TASK DESCRIPTION :: Scan the material below for the string "color", and copy every line where it shows up.

— Start of SUPPLIED INFORMATION —

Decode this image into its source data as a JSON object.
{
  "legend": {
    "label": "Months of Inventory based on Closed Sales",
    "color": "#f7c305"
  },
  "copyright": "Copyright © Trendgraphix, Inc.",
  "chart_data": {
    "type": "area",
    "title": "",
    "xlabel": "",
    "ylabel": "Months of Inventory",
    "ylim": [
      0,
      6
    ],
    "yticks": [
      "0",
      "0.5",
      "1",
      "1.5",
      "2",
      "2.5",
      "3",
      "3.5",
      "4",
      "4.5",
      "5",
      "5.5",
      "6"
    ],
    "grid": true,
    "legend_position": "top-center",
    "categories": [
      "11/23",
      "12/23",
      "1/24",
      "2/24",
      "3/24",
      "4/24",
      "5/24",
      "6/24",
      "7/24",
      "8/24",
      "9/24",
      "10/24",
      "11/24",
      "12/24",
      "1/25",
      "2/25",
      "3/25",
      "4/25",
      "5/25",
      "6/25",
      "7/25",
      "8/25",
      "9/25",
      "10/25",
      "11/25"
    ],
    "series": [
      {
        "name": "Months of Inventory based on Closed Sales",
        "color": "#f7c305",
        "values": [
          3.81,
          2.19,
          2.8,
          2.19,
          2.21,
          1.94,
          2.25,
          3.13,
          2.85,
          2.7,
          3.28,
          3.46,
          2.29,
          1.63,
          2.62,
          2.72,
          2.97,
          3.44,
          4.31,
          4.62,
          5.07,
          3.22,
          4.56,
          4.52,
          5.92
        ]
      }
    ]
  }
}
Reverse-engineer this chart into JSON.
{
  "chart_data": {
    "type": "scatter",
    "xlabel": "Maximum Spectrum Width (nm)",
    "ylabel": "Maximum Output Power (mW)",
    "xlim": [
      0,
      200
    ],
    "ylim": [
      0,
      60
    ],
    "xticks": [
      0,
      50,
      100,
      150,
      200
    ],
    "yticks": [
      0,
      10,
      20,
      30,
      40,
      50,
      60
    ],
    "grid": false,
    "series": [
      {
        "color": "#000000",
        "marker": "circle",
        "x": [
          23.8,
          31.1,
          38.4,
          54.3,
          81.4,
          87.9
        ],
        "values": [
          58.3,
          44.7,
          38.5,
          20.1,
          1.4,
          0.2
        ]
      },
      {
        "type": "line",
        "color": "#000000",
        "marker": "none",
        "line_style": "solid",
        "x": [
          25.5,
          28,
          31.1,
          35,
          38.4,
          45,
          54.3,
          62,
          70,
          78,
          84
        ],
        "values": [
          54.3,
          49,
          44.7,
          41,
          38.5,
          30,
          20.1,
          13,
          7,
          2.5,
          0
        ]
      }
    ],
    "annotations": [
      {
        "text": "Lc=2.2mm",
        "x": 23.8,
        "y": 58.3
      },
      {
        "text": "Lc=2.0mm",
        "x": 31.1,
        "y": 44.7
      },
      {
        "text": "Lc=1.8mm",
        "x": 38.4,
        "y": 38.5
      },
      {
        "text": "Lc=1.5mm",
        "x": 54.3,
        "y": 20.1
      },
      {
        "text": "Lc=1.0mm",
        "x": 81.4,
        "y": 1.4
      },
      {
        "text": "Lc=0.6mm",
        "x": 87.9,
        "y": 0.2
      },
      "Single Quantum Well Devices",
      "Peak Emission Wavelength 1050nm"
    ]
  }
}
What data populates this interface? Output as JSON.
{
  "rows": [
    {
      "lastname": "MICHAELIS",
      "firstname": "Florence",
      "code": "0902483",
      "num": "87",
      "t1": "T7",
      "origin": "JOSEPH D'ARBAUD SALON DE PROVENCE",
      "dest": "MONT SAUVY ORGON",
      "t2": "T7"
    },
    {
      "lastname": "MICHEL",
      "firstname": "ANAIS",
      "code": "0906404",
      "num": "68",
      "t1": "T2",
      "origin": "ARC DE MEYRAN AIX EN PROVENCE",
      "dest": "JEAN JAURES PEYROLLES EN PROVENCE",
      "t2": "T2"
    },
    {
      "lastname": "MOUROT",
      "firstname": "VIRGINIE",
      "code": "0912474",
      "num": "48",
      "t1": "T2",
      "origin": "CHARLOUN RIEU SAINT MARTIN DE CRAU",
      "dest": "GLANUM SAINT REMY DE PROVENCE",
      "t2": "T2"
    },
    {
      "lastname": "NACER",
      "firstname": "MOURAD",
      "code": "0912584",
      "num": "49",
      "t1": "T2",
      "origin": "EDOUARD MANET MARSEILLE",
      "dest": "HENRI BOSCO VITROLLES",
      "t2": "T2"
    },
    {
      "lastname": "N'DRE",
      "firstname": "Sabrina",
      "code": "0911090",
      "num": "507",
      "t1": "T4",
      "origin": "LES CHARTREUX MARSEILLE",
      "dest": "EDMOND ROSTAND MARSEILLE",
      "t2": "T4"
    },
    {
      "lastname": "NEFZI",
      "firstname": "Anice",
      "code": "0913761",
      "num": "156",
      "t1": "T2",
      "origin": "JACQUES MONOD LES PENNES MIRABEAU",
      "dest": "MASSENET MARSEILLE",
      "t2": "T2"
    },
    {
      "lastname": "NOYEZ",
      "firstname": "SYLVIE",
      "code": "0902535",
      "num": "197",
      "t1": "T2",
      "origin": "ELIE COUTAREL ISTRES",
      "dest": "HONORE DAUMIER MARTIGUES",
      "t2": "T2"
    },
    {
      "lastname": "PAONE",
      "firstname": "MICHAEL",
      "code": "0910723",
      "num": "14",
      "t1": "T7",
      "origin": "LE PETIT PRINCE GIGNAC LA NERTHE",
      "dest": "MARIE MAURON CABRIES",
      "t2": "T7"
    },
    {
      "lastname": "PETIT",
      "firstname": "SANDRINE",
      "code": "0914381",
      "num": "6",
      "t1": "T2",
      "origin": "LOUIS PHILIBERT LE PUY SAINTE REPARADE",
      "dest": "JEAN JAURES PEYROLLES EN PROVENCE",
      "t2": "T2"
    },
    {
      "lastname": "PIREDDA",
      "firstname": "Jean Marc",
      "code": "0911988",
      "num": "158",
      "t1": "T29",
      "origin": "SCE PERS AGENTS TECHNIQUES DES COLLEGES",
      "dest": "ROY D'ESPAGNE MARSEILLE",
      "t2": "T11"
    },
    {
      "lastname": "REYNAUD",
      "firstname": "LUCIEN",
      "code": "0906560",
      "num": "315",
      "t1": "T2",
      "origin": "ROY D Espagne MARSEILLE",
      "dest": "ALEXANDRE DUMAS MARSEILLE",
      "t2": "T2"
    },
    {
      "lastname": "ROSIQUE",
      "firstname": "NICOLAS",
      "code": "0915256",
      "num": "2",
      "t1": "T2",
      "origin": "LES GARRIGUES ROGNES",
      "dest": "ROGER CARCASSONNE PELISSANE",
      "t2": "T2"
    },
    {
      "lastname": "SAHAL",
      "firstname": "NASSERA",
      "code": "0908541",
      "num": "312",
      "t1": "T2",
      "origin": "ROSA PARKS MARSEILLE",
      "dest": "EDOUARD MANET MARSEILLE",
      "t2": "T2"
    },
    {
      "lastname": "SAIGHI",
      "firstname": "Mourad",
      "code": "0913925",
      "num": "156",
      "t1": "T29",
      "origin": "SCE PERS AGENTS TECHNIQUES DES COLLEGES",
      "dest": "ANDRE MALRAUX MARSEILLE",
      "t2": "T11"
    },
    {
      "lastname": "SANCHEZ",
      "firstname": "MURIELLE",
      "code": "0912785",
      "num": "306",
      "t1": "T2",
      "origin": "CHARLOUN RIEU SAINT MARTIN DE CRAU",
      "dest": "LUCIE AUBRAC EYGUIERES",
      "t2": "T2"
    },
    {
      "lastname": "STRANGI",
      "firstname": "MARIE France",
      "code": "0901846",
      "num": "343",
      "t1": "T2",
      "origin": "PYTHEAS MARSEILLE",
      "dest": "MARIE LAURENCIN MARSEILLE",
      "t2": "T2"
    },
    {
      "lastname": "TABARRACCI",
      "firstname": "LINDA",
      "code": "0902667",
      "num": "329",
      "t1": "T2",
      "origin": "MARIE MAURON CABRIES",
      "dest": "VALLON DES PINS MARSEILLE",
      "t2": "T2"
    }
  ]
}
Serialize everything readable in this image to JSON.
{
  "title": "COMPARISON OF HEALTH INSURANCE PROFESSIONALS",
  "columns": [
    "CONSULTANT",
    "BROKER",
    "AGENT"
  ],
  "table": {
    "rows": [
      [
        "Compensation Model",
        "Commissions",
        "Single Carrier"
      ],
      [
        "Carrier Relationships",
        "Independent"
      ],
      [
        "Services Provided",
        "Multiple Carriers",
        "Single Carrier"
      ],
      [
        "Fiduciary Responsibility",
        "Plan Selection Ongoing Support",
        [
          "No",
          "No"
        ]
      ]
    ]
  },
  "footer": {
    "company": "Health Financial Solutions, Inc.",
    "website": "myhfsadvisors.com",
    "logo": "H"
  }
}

— End of SUPPLIED INFORMATION —

SOLUTION FOR THIS PROBLEM ::
    "color": "#f7c305"
        "color": "#f7c305",
        "color": "#000000",
        "color": "#000000",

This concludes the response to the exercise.